— START OF DATA —

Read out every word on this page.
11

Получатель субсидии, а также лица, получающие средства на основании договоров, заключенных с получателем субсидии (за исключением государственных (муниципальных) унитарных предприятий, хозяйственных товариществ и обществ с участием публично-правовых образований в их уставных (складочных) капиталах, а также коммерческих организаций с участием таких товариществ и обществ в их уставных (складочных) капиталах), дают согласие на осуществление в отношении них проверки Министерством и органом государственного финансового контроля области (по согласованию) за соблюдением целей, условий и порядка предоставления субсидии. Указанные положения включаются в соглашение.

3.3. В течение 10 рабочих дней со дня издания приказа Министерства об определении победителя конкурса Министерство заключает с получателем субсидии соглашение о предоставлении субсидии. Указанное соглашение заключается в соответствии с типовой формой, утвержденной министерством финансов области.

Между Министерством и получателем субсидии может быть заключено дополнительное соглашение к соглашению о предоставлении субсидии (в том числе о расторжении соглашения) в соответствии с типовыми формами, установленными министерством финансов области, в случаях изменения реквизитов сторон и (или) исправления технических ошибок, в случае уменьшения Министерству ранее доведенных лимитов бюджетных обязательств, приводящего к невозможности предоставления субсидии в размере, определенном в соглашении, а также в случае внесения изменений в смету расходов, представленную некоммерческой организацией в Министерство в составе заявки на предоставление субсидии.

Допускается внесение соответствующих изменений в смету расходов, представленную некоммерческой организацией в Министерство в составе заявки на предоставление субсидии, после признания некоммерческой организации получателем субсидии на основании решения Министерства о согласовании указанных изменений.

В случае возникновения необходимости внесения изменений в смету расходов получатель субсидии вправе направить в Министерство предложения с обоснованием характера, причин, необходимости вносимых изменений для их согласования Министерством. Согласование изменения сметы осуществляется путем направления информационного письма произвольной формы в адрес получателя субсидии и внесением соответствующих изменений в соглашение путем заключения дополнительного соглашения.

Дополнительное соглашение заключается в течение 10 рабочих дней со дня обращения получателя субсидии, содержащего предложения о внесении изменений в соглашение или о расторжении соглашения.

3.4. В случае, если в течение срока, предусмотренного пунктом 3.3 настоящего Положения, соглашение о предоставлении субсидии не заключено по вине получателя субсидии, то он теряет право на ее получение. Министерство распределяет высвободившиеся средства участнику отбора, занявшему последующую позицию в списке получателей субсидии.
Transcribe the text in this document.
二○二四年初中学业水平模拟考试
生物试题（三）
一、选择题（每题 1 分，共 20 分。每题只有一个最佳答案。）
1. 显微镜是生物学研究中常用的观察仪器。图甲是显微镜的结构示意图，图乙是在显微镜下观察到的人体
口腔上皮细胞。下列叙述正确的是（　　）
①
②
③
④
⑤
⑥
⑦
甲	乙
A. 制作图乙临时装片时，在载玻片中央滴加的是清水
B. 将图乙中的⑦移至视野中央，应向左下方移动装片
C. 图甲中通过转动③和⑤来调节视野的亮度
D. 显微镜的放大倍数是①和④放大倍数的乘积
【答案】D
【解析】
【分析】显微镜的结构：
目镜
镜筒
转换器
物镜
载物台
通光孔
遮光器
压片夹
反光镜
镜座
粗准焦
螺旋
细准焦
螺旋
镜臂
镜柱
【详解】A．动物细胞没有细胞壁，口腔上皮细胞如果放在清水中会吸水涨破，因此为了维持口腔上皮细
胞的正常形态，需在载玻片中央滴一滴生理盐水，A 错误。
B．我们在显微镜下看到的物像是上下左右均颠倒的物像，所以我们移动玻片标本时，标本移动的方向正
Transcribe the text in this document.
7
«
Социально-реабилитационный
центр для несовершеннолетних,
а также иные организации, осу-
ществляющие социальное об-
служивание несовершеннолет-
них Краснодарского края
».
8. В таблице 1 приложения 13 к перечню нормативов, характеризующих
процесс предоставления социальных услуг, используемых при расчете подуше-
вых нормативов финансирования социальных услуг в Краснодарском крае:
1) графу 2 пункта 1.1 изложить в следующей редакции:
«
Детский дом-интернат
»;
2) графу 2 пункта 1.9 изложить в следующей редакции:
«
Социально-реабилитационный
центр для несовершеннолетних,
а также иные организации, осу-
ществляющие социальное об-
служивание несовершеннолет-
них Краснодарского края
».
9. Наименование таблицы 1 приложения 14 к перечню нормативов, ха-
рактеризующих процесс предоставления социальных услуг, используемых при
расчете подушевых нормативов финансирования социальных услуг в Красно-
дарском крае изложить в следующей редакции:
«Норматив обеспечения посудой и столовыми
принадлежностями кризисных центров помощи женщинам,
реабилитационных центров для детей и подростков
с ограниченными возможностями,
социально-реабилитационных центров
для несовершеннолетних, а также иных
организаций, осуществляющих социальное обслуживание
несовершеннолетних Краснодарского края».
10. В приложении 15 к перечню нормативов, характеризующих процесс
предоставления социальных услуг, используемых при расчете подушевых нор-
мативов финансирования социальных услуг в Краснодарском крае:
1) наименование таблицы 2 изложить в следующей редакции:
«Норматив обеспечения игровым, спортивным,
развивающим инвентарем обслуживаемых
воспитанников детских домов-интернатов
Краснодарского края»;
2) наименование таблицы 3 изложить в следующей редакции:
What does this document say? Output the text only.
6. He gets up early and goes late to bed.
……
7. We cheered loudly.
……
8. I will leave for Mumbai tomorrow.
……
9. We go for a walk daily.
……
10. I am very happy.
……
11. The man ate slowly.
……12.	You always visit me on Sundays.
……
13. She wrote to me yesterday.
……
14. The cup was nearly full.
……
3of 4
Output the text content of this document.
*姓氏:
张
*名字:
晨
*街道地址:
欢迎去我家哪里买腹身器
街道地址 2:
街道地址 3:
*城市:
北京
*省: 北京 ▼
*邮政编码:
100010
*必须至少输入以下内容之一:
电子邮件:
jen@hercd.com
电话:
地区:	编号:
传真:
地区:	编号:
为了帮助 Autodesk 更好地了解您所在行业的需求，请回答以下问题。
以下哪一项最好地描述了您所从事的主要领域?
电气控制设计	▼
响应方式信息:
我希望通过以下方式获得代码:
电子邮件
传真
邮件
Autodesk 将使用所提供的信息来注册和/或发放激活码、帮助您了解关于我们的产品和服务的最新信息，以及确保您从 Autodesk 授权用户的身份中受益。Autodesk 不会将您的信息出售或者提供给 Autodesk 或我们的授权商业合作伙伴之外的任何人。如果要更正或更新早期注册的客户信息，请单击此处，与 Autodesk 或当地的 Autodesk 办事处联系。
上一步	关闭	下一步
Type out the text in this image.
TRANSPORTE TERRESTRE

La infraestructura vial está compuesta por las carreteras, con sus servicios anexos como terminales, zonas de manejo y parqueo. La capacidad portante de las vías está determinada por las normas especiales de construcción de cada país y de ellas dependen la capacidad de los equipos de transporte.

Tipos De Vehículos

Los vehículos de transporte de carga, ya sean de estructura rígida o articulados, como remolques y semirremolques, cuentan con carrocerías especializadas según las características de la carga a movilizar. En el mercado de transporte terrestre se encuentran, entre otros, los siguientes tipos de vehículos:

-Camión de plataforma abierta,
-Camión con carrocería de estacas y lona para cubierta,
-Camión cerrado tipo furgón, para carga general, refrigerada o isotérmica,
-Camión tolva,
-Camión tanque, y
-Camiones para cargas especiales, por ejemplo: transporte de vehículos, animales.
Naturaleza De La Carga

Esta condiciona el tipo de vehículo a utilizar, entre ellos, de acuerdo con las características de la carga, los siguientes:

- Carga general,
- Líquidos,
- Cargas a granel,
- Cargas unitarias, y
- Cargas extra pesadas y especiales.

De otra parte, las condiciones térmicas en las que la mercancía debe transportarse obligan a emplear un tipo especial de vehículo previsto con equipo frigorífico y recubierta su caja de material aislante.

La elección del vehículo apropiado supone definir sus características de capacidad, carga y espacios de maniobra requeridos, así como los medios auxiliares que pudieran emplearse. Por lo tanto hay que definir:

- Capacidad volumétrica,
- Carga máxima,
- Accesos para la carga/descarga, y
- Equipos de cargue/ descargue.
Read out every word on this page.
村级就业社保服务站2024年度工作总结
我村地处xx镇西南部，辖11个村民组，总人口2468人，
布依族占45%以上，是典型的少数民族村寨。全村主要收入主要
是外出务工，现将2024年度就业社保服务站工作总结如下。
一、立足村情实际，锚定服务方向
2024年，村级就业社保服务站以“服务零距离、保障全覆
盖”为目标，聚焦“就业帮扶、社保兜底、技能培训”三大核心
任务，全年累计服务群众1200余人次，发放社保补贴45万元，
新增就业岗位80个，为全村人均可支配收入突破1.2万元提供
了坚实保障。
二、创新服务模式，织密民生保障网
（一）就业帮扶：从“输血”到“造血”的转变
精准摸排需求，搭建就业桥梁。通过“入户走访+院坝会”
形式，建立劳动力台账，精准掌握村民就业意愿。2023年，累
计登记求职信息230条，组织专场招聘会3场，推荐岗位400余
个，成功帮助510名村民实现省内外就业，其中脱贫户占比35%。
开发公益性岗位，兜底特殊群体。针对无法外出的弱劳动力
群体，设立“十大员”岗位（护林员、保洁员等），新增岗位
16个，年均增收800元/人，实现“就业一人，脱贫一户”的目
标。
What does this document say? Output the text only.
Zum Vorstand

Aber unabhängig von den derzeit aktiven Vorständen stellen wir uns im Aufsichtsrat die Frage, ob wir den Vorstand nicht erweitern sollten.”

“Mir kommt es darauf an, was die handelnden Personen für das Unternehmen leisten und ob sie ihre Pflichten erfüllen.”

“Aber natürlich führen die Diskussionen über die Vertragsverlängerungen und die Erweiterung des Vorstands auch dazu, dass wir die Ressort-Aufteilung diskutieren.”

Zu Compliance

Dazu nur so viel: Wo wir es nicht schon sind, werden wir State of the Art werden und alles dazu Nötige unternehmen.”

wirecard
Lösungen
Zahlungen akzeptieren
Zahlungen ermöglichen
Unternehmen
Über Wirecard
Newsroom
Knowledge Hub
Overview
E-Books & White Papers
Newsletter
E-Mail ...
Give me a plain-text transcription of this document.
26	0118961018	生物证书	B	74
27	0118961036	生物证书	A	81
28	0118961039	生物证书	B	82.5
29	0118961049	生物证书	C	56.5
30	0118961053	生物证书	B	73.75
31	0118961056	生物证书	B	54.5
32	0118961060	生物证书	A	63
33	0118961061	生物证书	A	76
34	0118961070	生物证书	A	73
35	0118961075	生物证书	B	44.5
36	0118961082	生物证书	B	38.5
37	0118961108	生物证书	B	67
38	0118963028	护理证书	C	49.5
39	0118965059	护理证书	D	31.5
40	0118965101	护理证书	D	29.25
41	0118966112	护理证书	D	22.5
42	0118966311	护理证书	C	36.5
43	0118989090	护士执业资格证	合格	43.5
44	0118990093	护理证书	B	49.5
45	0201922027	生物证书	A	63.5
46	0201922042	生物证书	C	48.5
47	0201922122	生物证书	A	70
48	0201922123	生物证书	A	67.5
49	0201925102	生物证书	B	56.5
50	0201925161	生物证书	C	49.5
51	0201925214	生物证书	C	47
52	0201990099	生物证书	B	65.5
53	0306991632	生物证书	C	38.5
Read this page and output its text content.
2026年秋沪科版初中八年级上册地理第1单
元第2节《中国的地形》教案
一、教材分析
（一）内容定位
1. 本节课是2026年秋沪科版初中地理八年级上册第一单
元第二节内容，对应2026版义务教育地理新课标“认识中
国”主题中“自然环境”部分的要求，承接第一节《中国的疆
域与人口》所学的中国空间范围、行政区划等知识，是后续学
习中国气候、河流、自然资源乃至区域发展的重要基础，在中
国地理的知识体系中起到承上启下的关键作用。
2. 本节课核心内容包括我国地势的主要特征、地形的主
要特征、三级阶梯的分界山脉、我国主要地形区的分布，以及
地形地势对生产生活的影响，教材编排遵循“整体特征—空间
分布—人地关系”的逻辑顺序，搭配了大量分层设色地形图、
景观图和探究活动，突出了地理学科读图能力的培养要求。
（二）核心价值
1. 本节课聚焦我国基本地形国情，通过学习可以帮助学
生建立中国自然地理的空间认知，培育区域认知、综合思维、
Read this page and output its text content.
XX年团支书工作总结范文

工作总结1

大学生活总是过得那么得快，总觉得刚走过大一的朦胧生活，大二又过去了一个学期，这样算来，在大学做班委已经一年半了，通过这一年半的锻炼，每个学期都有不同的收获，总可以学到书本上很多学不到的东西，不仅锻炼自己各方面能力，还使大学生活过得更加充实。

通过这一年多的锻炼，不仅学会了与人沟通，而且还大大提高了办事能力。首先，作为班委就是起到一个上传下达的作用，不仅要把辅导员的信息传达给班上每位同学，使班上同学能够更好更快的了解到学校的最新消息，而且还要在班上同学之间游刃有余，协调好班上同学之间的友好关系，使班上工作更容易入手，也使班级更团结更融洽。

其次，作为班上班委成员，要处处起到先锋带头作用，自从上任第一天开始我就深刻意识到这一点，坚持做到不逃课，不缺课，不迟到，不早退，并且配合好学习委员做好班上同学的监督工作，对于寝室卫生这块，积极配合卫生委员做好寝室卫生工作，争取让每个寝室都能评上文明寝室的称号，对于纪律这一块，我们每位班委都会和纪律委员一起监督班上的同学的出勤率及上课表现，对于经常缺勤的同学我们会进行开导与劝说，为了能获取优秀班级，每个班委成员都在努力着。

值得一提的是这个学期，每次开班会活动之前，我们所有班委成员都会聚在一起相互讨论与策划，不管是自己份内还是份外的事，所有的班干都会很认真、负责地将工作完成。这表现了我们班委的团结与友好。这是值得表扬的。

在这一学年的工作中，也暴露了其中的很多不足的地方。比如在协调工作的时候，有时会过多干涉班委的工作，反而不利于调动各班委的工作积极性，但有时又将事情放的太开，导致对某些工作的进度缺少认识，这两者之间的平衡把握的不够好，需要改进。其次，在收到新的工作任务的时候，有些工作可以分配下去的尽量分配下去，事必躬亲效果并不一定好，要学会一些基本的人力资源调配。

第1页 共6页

— END OF DATA —

▶ [THE REQUEST]: Extract every line that has the string "especiales" in it.

▶ [TASK RESPONSE]:
La infraestructura vial está compuesta por las carreteras, con sus servicios anexos como terminales, zonas de manejo y parqueo. La capacidad portante de las vías está determinada por las normas especiales de construcción de cada país y de ellas dependen la capacidad de los equipos de transporte.
-Camiones para cargas especiales, por ejemplo: transporte de vehículos, animales.
- Cargas extra pesadas y especiales.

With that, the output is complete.